▸ Exercise prompt:
Copy out each line exactly; pictures stay out of the copy.
___ Raw records
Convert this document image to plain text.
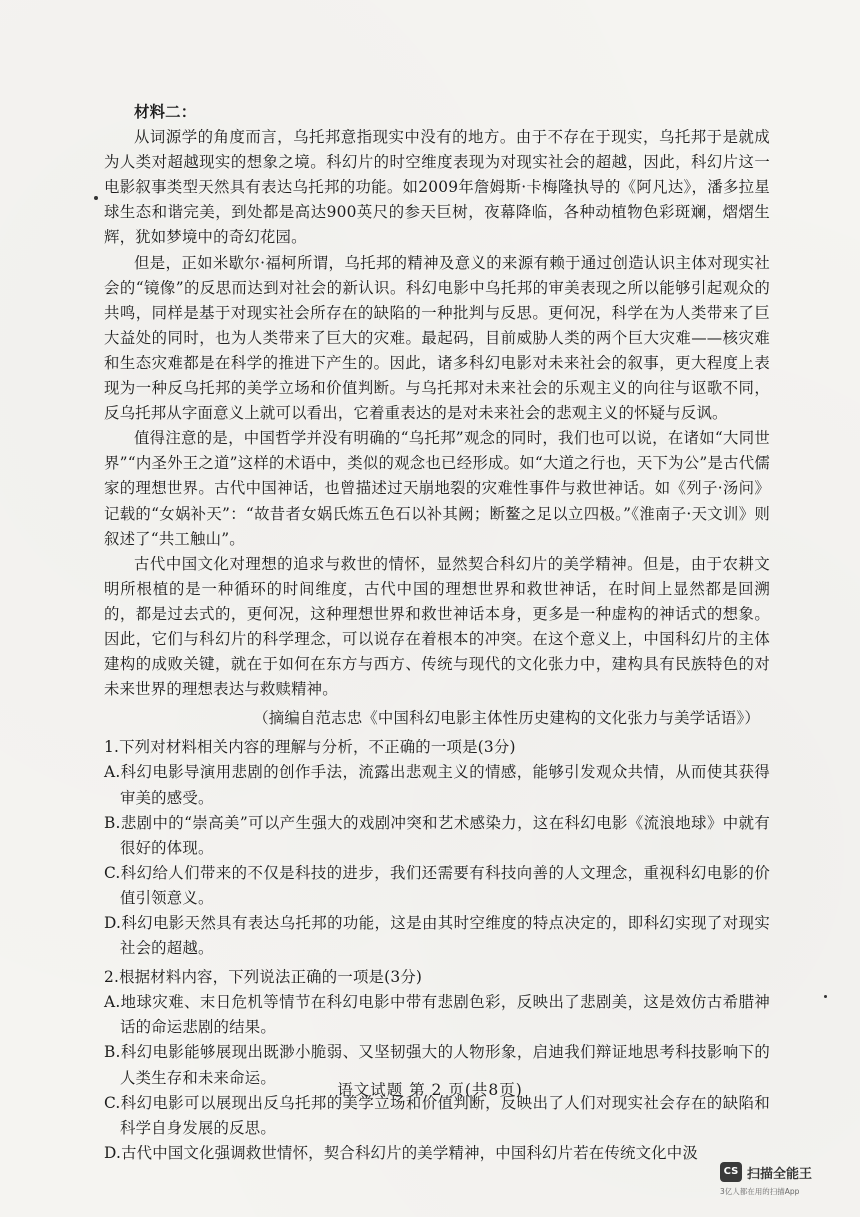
材料二：

从词源学的角度而言，乌托邦意指现实中没有的地方。由于不存在于现实，乌托邦于是就成为人类对超越现实的想象之境。科幻片的时空维度表现为对现实社会的超越，因此，科幻片这一电影叙事类型天然具有表达乌托邦的功能。如2009年詹姆斯·卡梅隆执导的《阿凡达》，潘多拉星球生态和谐完美，到处都是高达900英尺的参天巨树，夜幕降临，各种动植物色彩斑斓，熠熠生辉，犹如梦境中的奇幻花园。

但是，正如米歇尔·福柯所谓，乌托邦的精神及意义的来源有赖于通过创造认识主体对现实社会的“镜像”的反思而达到对社会的新认识。科幻电影中乌托邦的审美表现之所以能够引起观众的共鸣，同样是基于对现实社会所存在的缺陷的一种批判与反思。更何况，科学在为人类带来了巨大益处的同时，也为人类带来了巨大的灾难。最起码，目前威胁人类的两个巨大灾难——核灾难和生态灾难都是在科学的推进下产生的。因此，诸多科幻电影对未来社会的叙事，更大程度上表现为一种反乌托邦的美学立场和价值判断。与乌托邦对未来社会的乐观主义的向往与讴歌不同，反乌托邦从字面意义上就可以看出，它着重表达的是对未来社会的悲观主义的怀疑与反讽。

值得注意的是，中国哲学并没有明确的“乌托邦”观念的同时，我们也可以说，在诸如“大同世界”“内圣外王之道”这样的术语中，类似的观念也已经形成。如“大道之行也，天下为公”是古代儒家的理想世界。古代中国神话，也曾描述过天崩地裂的灾难性事件与救世神话。如《列子·汤问》记载的“女娲补天”：“故昔者女娲氏炼五色石以补其阙；断鳌之足以立四极。”《淮南子·天文训》则叙述了“共工触山”。

古代中国文化对理想的追求与救世的情怀，显然契合科幻片的美学精神。但是，由于农耕文明所根植的是一种循环的时间维度，古代中国的理想世界和救世神话，在时间上显然都是回溯的，都是过去式的，更何况，这种理想世界和救世神话本身，更多是一种虚构的神话式的想象。因此，它们与科幻片的科学理念，可以说存在着根本的冲突。在这个意义上，中国科幻片的主体建构的成败关键，就在于如何在东方与西方、传统与现代的文化张力中，建构具有民族特色的对未来世界的理想表达与救赎精神。

（摘编自范志忠《中国科幻电影主体性历史建构的文化张力与美学话语》）

1.下列对材料相关内容的理解与分析，不正确的一项是(3分)

A.科幻电影导演用悲剧的创作手法，流露出悲观主义的情感，能够引发观众共情，从而使其获得审美的感受。

B.悲剧中的“崇高美”可以产生强大的戏剧冲突和艺术感染力，这在科幻电影《流浪地球》中就有很好的体现。

C.科幻给人们带来的不仅是科技的进步，我们还需要有科技向善的人文理念，重视科幻电影的价值引领意义。

D.科幻电影天然具有表达乌托邦的功能，这是由其时空维度的特点决定的，即科幻实现了对现实社会的超越。

2.根据材料内容，下列说法正确的一项是(3分)

A.地球灾难、末日危机等情节在科幻电影中带有悲剧色彩，反映出了悲剧美，这是效仿古希腊神话的命运悲剧的结果。

B.科幻电影能够展现出既渺小脆弱、又坚韧强大的人物形象，启迪我们辩证地思考科技影响下的人类生存和未来命运。

C.科幻电影可以展现出反乌托邦的美学立场和价值判断，反映出了人们对现实社会存在的缺陷和科学自身发展的反思。

D.古代中国文化强调救世情怀，契合科幻片的美学精神，中国科幻片若在传统文化中汲

语文试题 第 2 页(共8页)
CS 扫描全能王
3亿人都在用的扫描App
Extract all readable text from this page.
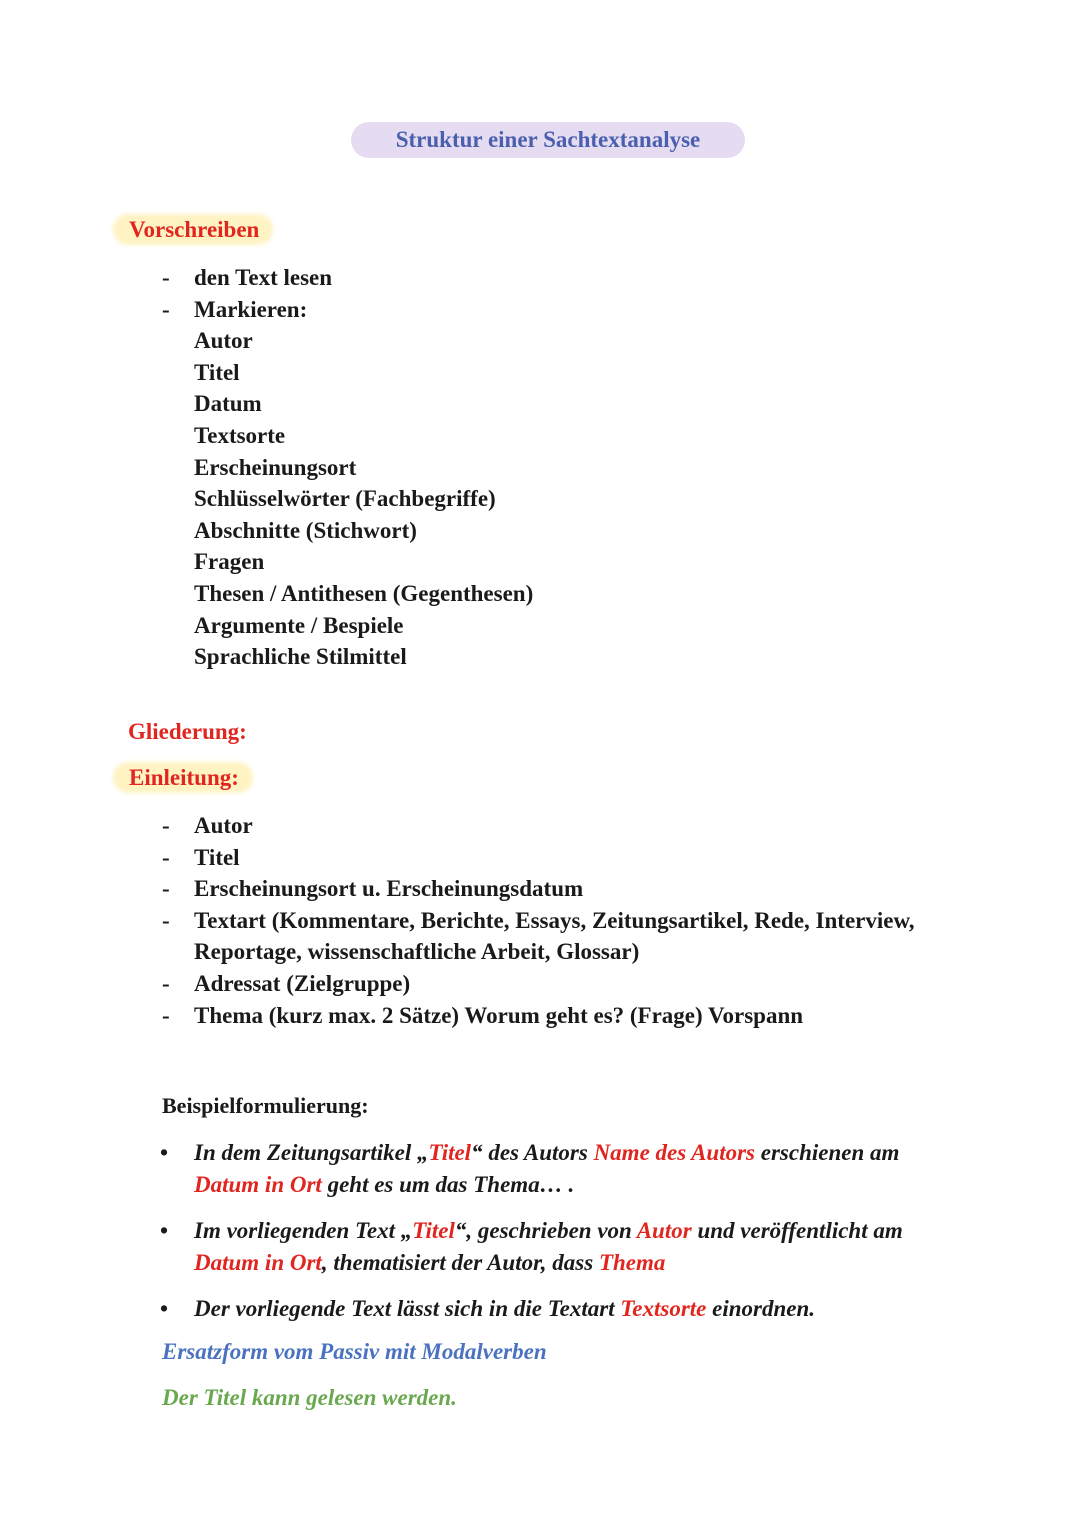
Struktur einer Sachtextanalyse
Vorschreiben
- den Text lesen
- Markieren:
Autor
Titel
Datum
Textsorte
Erscheinungsort
Schlüsselwörter (Fachbegriffe)
Abschnitte (Stichwort)
Fragen
Thesen / Antithesen (Gegenthesen)
Argumente / Bespiele
Sprachliche Stilmittel
Gliederung:
Einleitung:
- Autor
- Titel
- Erscheinungsort u. Erscheinungsdatum
- Textart (Kommentare, Berichte, Essays, Zeitungsartikel, Rede, Interview, Reportage, wissenschaftliche Arbeit, Glossar)
- Adressat (Zielgruppe)
- Thema (kurz max. 2 Sätze) Worum geht es? (Frage) Vorspann
Beispielformulierung:
• In dem Zeitungsartikel „Titel“ des Autors Name des Autors erschienen am Datum in Ort geht es um das Thema… .
• Im vorliegenden Text „Titel“, geschrieben von Autor und veröffentlicht am Datum in Ort, thematisiert der Autor, dass Thema
• Der vorliegende Text lässt sich in die Textart Textsorte einordnen.
Ersatzform vom Passiv mit Modalverben
Der Titel kann gelesen werden.
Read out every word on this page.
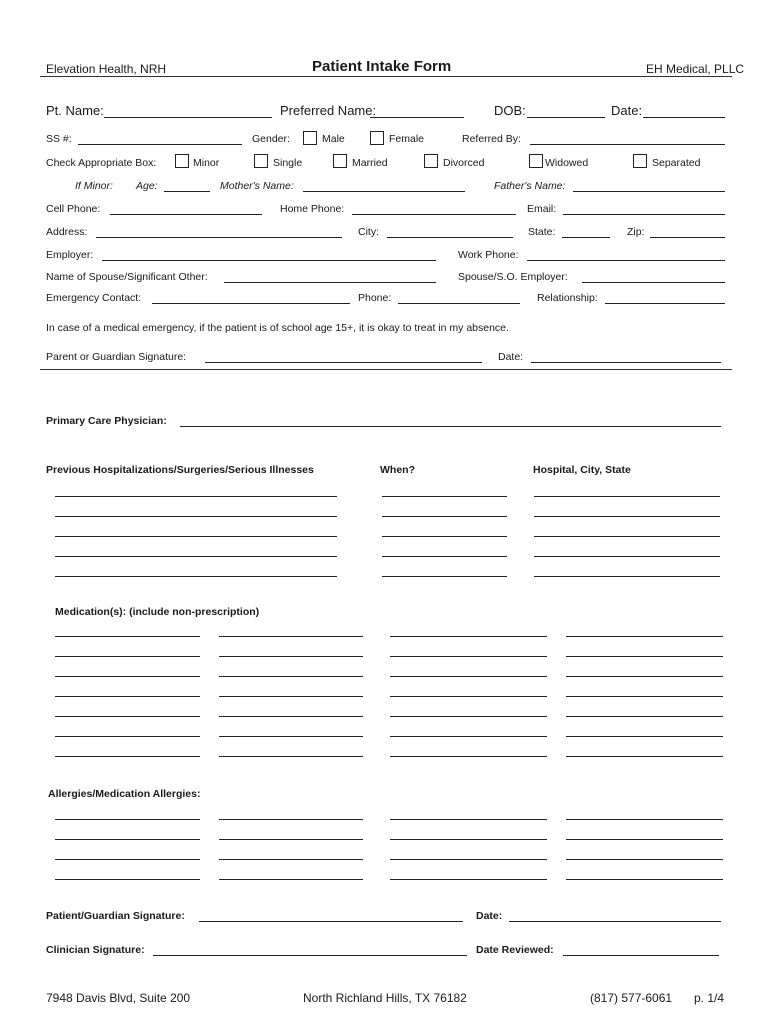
Elevation Health, NRH	Patient Intake Form	EH Medical, PLLC
Pt. Name:	Preferred Name:	DOB:	Date:
SS #:	Gender:	Male	Female	Referred By:
Check Appropriate Box:	Minor	Single	Married	Divorced	Widowed	Separated
If Minor: Age:	Mother's Name:	Father's Name:
Cell Phone:	Home Phone:	Email:
Address:	City:	State:	Zip:
Employer:	Work Phone:
Name of Spouse/Significant Other:	Spouse/S.O. Employer:
Emergency Contact:	Phone:	Relationship:
In case of a medical emergency, if the patient is of school age 15+, it is okay to treat in my absence.
Parent or Guardian Signature:	Date:
Primary Care Physician:
Previous Hospitalizations/Surgeries/Serious Illnesses	When?	Hospital, City, State
Medication(s): (include non-prescription)
Allergies/Medication Allergies:
Patient/Guardian Signature:	Date:
Clinician Signature:	Date Reviewed:
7948 Davis Blvd, Suite 200	North Richland Hills, TX 76182	(817) 577-6061 p. 1/4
______
▸ Expected output:
Convert this document image to plain text.
材料二：

从词源学的角度而言，乌托邦意指现实中没有的地方。由于不存在于现实，乌托邦于是就成为人类对超越现实的想象之境。科幻片的时空维度表现为对现实社会的超越，因此，科幻片这一电影叙事类型天然具有表达乌托邦的功能。如2009年詹姆斯·卡梅隆执导的《阿凡达》，潘多拉星球生态和谐完美，到处都是高达900英尺的参天巨树，夜幕降临，各种动植物色彩斑斓，熠熠生辉，犹如梦境中的奇幻花园。

但是，正如米歇尔·福柯所谓，乌托邦的精神及意义的来源有赖于通过创造认识主体对现实社会的“镜像”的反思而达到对社会的新认识。科幻电影中乌托邦的审美表现之所以能够引起观众的共鸣，同样是基于对现实社会所存在的缺陷的一种批判与反思。更何况，科学在为人类带来了巨大益处的同时，也为人类带来了巨大的灾难。最起码，目前威胁人类的两个巨大灾难——核灾难和生态灾难都是在科学的推进下产生的。因此，诸多科幻电影对未来社会的叙事，更大程度上表现为一种反乌托邦的美学立场和价值判断。与乌托邦对未来社会的乐观主义的向往与讴歌不同，反乌托邦从字面意义上就可以看出，它着重表达的是对未来社会的悲观主义的怀疑与反讽。

值得注意的是，中国哲学并没有明确的“乌托邦”观念的同时，我们也可以说，在诸如“大同世界”“内圣外王之道”这样的术语中，类似的观念也已经形成。如“大道之行也，天下为公”是古代儒家的理想世界。古代中国神话，也曾描述过天崩地裂的灾难性事件与救世神话。如《列子·汤问》记载的“女娲补天”：“故昔者女娲氏炼五色石以补其阙；断鳌之足以立四极。”《淮南子·天文训》则叙述了“共工触山”。

古代中国文化对理想的追求与救世的情怀，显然契合科幻片的美学精神。但是，由于农耕文明所根植的是一种循环的时间维度，古代中国的理想世界和救世神话，在时间上显然都是回溯的，都是过去式的，更何况，这种理想世界和救世神话本身，更多是一种虚构的神话式的想象。因此，它们与科幻片的科学理念，可以说存在着根本的冲突。在这个意义上，中国科幻片的主体建构的成败关键，就在于如何在东方与西方、传统与现代的文化张力中，建构具有民族特色的对未来世界的理想表达与救赎精神。

（摘编自范志忠《中国科幻电影主体性历史建构的文化张力与美学话语》）

1.下列对材料相关内容的理解与分析，不正确的一项是(3分)

A.科幻电影导演用悲剧的创作手法，流露出悲观主义的情感，能够引发观众共情，从而使其获得审美的感受。

B.悲剧中的“崇高美”可以产生强大的戏剧冲突和艺术感染力，这在科幻电影《流浪地球》中就有很好的体现。

C.科幻给人们带来的不仅是科技的进步，我们还需要有科技向善的人文理念，重视科幻电影的价值引领意义。

D.科幻电影天然具有表达乌托邦的功能，这是由其时空维度的特点决定的，即科幻实现了对现实社会的超越。

2.根据材料内容，下列说法正确的一项是(3分)

A.地球灾难、末日危机等情节在科幻电影中带有悲剧色彩，反映出了悲剧美，这是效仿古希腊神话的命运悲剧的结果。

B.科幻电影能够展现出既渺小脆弱、又坚韧强大的人物形象，启迪我们辩证地思考科技影响下的人类生存和未来命运。

C.科幻电影可以展现出反乌托邦的美学立场和价值判断，反映出了人们对现实社会存在的缺陷和科学自身发展的反思。

D.古代中国文化强调救世情怀，契合科幻片的美学精神，中国科幻片若在传统文化中汲

语文试题 第 2 页(共8页)
CS 扫描全能王
3亿人都在用的扫描App
Extract all readable text from this page.
Struktur einer Sachtextanalyse
Vorschreiben
- den Text lesen
- Markieren:
Autor
Titel
Datum
Textsorte
Erscheinungsort
Schlüsselwörter (Fachbegriffe)
Abschnitte (Stichwort)
Fragen
Thesen / Antithesen (Gegenthesen)
Argumente / Bespiele
Sprachliche Stilmittel
Gliederung:
Einleitung:
- Autor
- Titel
- Erscheinungsort u. Erscheinungsdatum
- Textart (Kommentare, Berichte, Essays, Zeitungsartikel, Rede, Interview, Reportage, wissenschaftliche Arbeit, Glossar)
- Adressat (Zielgruppe)
- Thema (kurz max. 2 Sätze) Worum geht es? (Frage) Vorspann
Beispielformulierung:
• In dem Zeitungsartikel „Titel“ des Autors Name des Autors erschienen am Datum in Ort geht es um das Thema… .
• Im vorliegenden Text „Titel“, geschrieben von Autor und veröffentlicht am Datum in Ort, thematisiert der Autor, dass Thema
• Der vorliegende Text lässt sich in die Textart Textsorte einordnen.
Ersatzform vom Passiv mit Modalverben
Der Titel kann gelesen werden.
Read out every word on this page.
Elevation Health, NRH	Patient Intake Form	EH Medical, PLLC
Pt. Name:	Preferred Name:	DOB:	Date:
SS #:	Gender:	Male	Female	Referred By:
Check Appropriate Box:	Minor	Single	Married	Divorced	Widowed	Separated
If Minor: Age:	Mother's Name:	Father's Name:
Cell Phone:	Home Phone:	Email:
Address:	City:	State:	Zip:
Employer:	Work Phone:
Name of Spouse/Significant Other:	Spouse/S.O. Employer:
Emergency Contact:	Phone:	Relationship:
In case of a medical emergency, if the patient is of school age 15+, it is okay to treat in my absence.
Parent or Guardian Signature:	Date:
Primary Care Physician:
Previous Hospitalizations/Surgeries/Serious Illnesses	When?	Hospital, City, State
Medication(s): (include non-prescription)
Allergies/Medication Allergies:
Patient/Guardian Signature:	Date:
Clinician Signature:	Date Reviewed:
7948 Davis Blvd, Suite 200	North Richland Hills, TX 76182	(817) 577-6061 p. 1/4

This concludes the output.